▼▼▼

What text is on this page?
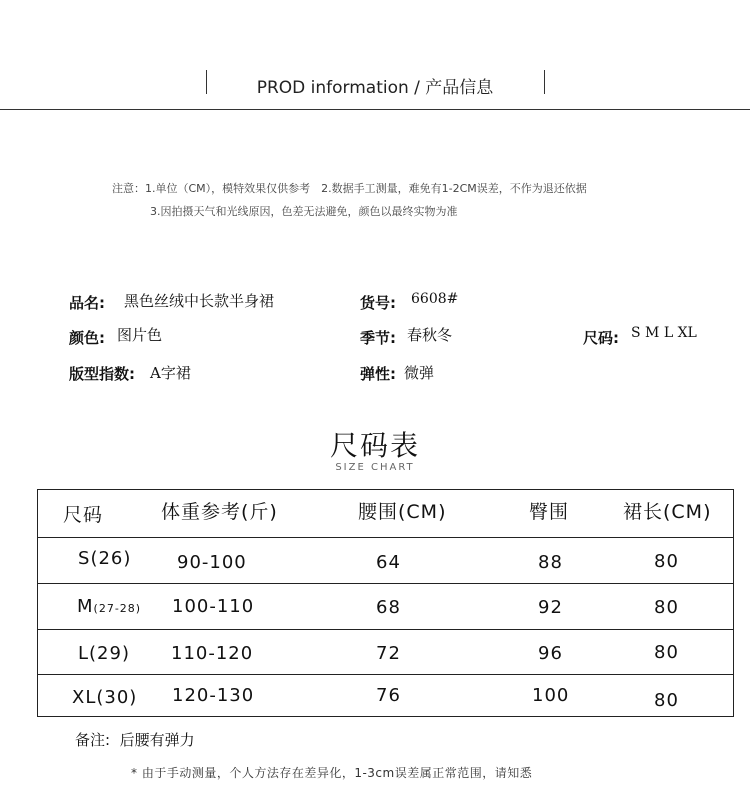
PROD information / 产品信息
注意：1.单位（CM），模特效果仅供参考　2.数据手工测量，难免有1-2CM误差，不作为退还依据
3.因拍摄天气和光线原因，色差无法避免，颜色以最终实物为准
品名: 黑色丝绒中长款半身裙	货号: 6608#
颜色: 图片色	季节: 春秋冬	尺码: S M L XL
版型指数: A字裙	弹性: 微弹
尺码表
SIZE CHART
尺码	体重参考(斤)	腰围(CM)	臀围	裙长(CM)
S(26)	90-100	64	88	80
M(27-28) 100-110	68	92	80
L(29) 110-120	72	96	80
XL(30) 120-130	76	100	80
备注:  后腰有弹力
* 由于手动测量，个人方法存在差异化，1-3cm误差属正常范围，请知悉
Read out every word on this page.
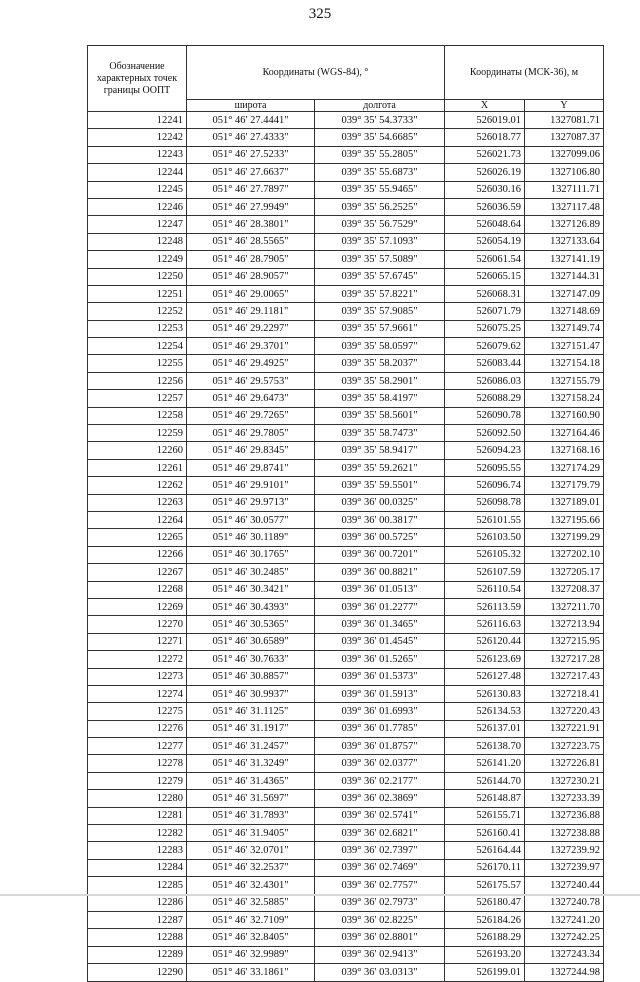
325
Обозначение характерных точек границы ООПТ	Координаты (WGS-84), °		Координаты (МСК-36), м	
	широта	долгота	X	Y
12241	051° 46' 27.4441"	039° 35' 54.3733"	526019.01	1327081.71
12242	051° 46' 27.4333"	039° 35' 54.6685"	526018.77	1327087.37
12243	051° 46' 27.5233"	039° 35' 55.2805"	526021.73	1327099.06
12244	051° 46' 27.6637"	039° 35' 55.6873"	526026.19	1327106.80
12245	051° 46' 27.7897"	039° 35' 55.9465"	526030.16	1327111.71
12246	051° 46' 27.9949"	039° 35' 56.2525"	526036.59	1327117.48
12247	051° 46' 28.3801"	039° 35' 56.7529"	526048.64	1327126.89
12248	051° 46' 28.5565"	039° 35' 57.1093"	526054.19	1327133.64
12249	051° 46' 28.7905"	039° 35' 57.5089"	526061.54	1327141.19
12250	051° 46' 28.9057"	039° 35' 57.6745"	526065.15	1327144.31
12251	051° 46' 29.0065"	039° 35' 57.8221"	526068.31	1327147.09
12252	051° 46' 29.1181"	039° 35' 57.9085"	526071.79	1327148.69
12253	051° 46' 29.2297"	039° 35' 57.9661"	526075.25	1327149.74
12254	051° 46' 29.3701"	039° 35' 58.0597"	526079.62	1327151.47
12255	051° 46' 29.4925"	039° 35' 58.2037"	526083.44	1327154.18
12256	051° 46' 29.5753"	039° 35' 58.2901"	526086.03	1327155.79
12257	051° 46' 29.6473"	039° 35' 58.4197"	526088.29	1327158.24
12258	051° 46' 29.7265"	039° 35' 58.5601"	526090.78	1327160.90
12259	051° 46' 29.7805"	039° 35' 58.7473"	526092.50	1327164.46
12260	051° 46' 29.8345"	039° 35' 58.9417"	526094.23	1327168.16
12261	051° 46' 29.8741"	039° 35' 59.2621"	526095.55	1327174.29
12262	051° 46' 29.9101"	039° 35' 59.5501"	526096.74	1327179.79
12263	051° 46' 29.9713"	039° 36' 00.0325"	526098.78	1327189.01
12264	051° 46' 30.0577"	039° 36' 00.3817"	526101.55	1327195.66
12265	051° 46' 30.1189"	039° 36' 00.5725"	526103.50	1327199.29
12266	051° 46' 30.1765"	039° 36' 00.7201"	526105.32	1327202.10
12267	051° 46' 30.2485"	039° 36' 00.8821"	526107.59	1327205.17
12268	051° 46' 30.3421"	039° 36' 01.0513"	526110.54	1327208.37
12269	051° 46' 30.4393"	039° 36' 01.2277"	526113.59	1327211.70
12270	051° 46' 30.5365"	039° 36' 01.3465"	526116.63	1327213.94
12271	051° 46' 30.6589"	039° 36' 01.4545"	526120.44	1327215.95
12272	051° 46' 30.7633"	039° 36' 01.5265"	526123.69	1327217.28
12273	051° 46' 30.8857"	039° 36' 01.5373"	526127.48	1327217.43
12274	051° 46' 30.9937"	039° 36' 01.5913"	526130.83	1327218.41
12275	051° 46' 31.1125"	039° 36' 01.6993"	526134.53	1327220.43
12276	051° 46' 31.1917"	039° 36' 01.7785"	526137.01	1327221.91
12277	051° 46' 31.2457"	039° 36' 01.8757"	526138.70	1327223.75
12278	051° 46' 31.3249"	039° 36' 02.0377"	526141.20	1327226.81
12279	051° 46' 31.4365"	039° 36' 02.2177"	526144.70	1327230.21
12280	051° 46' 31.5697"	039° 36' 02.3869"	526148.87	1327233.39
12281	051° 46' 31.7893"	039° 36' 02.5741"	526155.71	1327236.88
12282	051° 46' 31.9405"	039° 36' 02.6821"	526160.41	1327238.88
12283	051° 46' 32.0701"	039° 36' 02.7397"	526164.44	1327239.92
12284	051° 46' 32.2537"	039° 36' 02.7469"	526170.11	1327239.97
12285	051° 46' 32.4301"	039° 36' 02.7757"	526175.57	1327240.44
12286	051° 46' 32.5885"	039° 36' 02.7973"	526180.47	1327240.78
12287	051° 46' 32.7109"	039° 36' 02.8225"	526184.26	1327241.20
12288	051° 46' 32.8405"	039° 36' 02.8801"	526188.29	1327242.25
12289	051° 46' 32.9989"	039° 36' 02.9413"	526193.20	1327243.34
12290	051° 46' 33.1861"	039° 36' 03.0313"	526199.01	1327244.98
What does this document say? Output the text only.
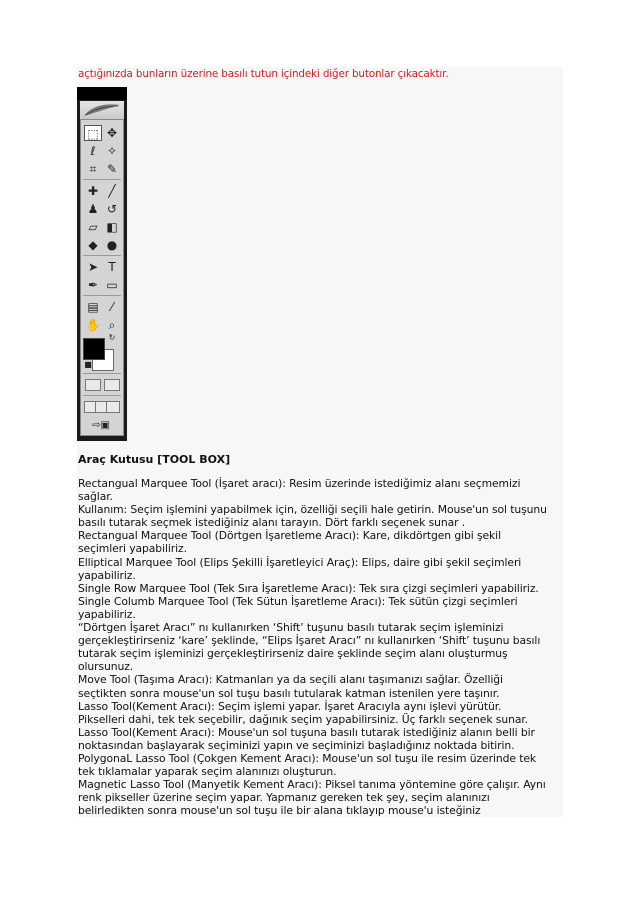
açtığınızda bunların üzerine basılı tutun içindeki diğer butonlar çıkacaktır.
⬚ ✥
ℓ ✧
⌗ ✎
✚ ╱
♟ ↺
▱ ◧
◆ ●
➤ T
✒ ▭
▤	⁄
✋ ⌕
↻
■
⇨▣
Araç Kutusu [TOOL BOX]

Rectangual Marquee Tool (İşaret aracı): Resim üzerinde istediğimiz alanı seçmemizi

sağlar.

Kullanım: Seçim işlemini yapabilmek için, özelliği seçili hale getirin. Mouse'un sol tuşunu

basılı tutarak seçmek istediğiniz alanı tarayın. Dört farklı seçenek sunar .

Rectangual Marquee Tool (Dörtgen İşaretleme Aracı): Kare, dikdörtgen gibi şekil

seçimleri yapabiliriz.

Elliptical Marquee Tool (Elips Şekilli İşaretleyici Araç): Elips, daire gibi şekil seçimleri

yapabiliriz.

Single Row Marquee Tool (Tek Sıra İşaretleme Aracı): Tek sıra çizgi seçimleri yapabiliriz.

Single Columb Marquee Tool (Tek Sütun İşaretleme Aracı): Tek sütün çizgi seçimleri

yapabiliriz.

“Dörtgen İşaret Aracı” nı kullanırken ‘Shift’ tuşunu basılı tutarak seçim işleminizi

gerçekleştirirseniz ‘kare’ şeklinde, “Elips İşaret Aracı” nı kullanırken ‘Shift’ tuşunu basılı

tutarak seçim işleminizi gerçekleştirirseniz daire şeklinde seçim alanı oluşturmuş

olursunuz.

Move Tool (Taşıma Aracı): Katmanları ya da seçili alanı taşımanızı sağlar. Özelliği

seçtikten sonra mouse'un sol tuşu basılı tutularak katman istenilen yere taşınır.

Lasso Tool(Kement Aracı): Seçim işlemi yapar. İşaret Aracıyla aynı işlevi yürütür.

Pikselleri dahi, tek tek seçebilir, dağınık seçim yapabilirsiniz. Üç farklı seçenek sunar.

Lasso Tool(Kement Aracı): Mouse'un sol tuşuna basılı tutarak istediğiniz alanın belli bir

noktasından başlayarak seçiminizi yapın ve seçiminizi başladığınız noktada bitirin.

PolygonaL Lasso Tool (Çokgen Kement Aracı): Mouse'un sol tuşu ile resim üzerinde tek

tek tıklamalar yaparak seçim alanınızı oluşturun.

Magnetic Lasso Tool (Manyetik Kement Aracı): Piksel tanıma yöntemine göre çalışır. Aynı

renk pikseller üzerine seçim yapar. Yapmanız gereken tek şey, seçim alanınızı

belirledikten sonra mouse'un sol tuşu ile bir alana tıklayıp mouse'u isteğiniz
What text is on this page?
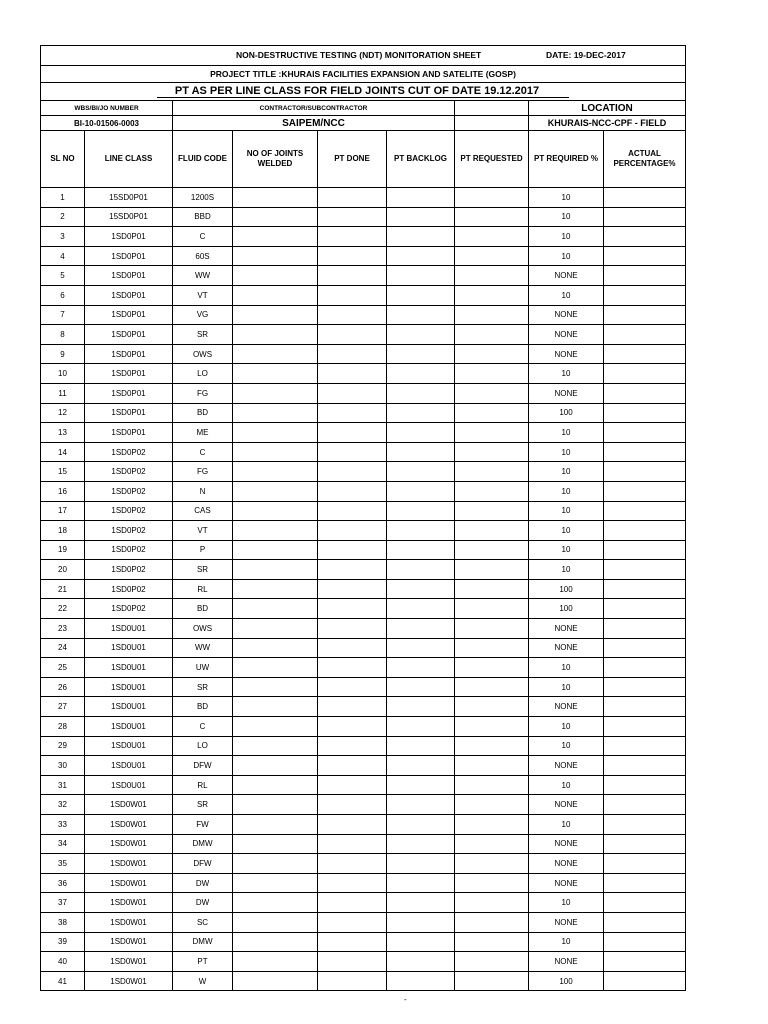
NON-DESTRUCTIVE TESTING (NDT) MONITORATION SHEET DATE: 19-DEC-2017								

PROJECT TITLE :KHURAIS FACILITIES EXPANSION AND SATELITE (GOSP)								
PT AS PER LINE CLASS FOR FIELD JOINTS CUT OF DATE 19.12.2017								
WBS/BI/JO NUMBER		CONTRACTOR/SUBCONTRACTOR					LOCATION	
BI-10-01506-0003		SAIPEM/NCC					KHURAIS-NCC-CPF - FIELD	
SL NO	LINE CLASS	FLUID CODE	NO OF JOINTS WELDED	PT DONE	PT BACKLOG	PT REQUESTED	PT REQUIRED %	ACTUAL PERCENTAGE%
1	15SD0P01	1200S					10	
2	15SD0P01	BBD					10	
3	1SD0P01	C					10	
4	1SD0P01	60S					10	
5	1SD0P01	WW					NONE	
6	1SD0P01	VT					10	
7	1SD0P01	VG					NONE	
8	1SD0P01	SR					NONE	
9	1SD0P01	OWS					NONE	
10	1SD0P01	LO					10	
11	1SD0P01	FG					NONE	
12	1SD0P01	BD					100	
13	1SD0P01	ME					10	
14	1SD0P02	C					10	
15	1SD0P02	FG					10	
16	1SD0P02	N					10	
17	1SD0P02	CAS					10	
18	1SD0P02	VT					10	
19	1SD0P02	P					10	
20	1SD0P02	SR					10	
21	1SD0P02	RL					100	
22	1SD0P02	BD					100	
23	1SD0U01	OWS					NONE	
24	1SD0U01	WW					NONE	
25	1SD0U01	UW					10	
26	1SD0U01	SR					10	
27	1SD0U01	BD					NONE	
28	1SD0U01	C					10	
29	1SD0U01	LO					10	
30	1SD0U01	DFW					NONE	
31	1SD0U01	RL					10	
32	1SD0W01	SR					NONE	
33	1SD0W01	FW					10	
34	1SD0W01	DMW					NONE	
35	1SD0W01	DFW					NONE	
36	1SD0W01	DW					NONE	
37	1SD0W01	DW					10	
38	1SD0W01	SC					NONE	
39	1SD0W01	DMW					10	
40	1SD0W01	PT					NONE	
41	1SD0W01	W					100	
-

▲▲▲

-- WORK REQUIRED --
In the material above, find the lines that contain "sunar" and show them.

-- REPLY --
basılı tutarak seçmek istediğiniz alanı tarayın. Dört farklı seçenek sunar .
Pikselleri dahi, tek tek seçebilir, dağınık seçim yapabilirsiniz. Üç farklı seçenek sunar.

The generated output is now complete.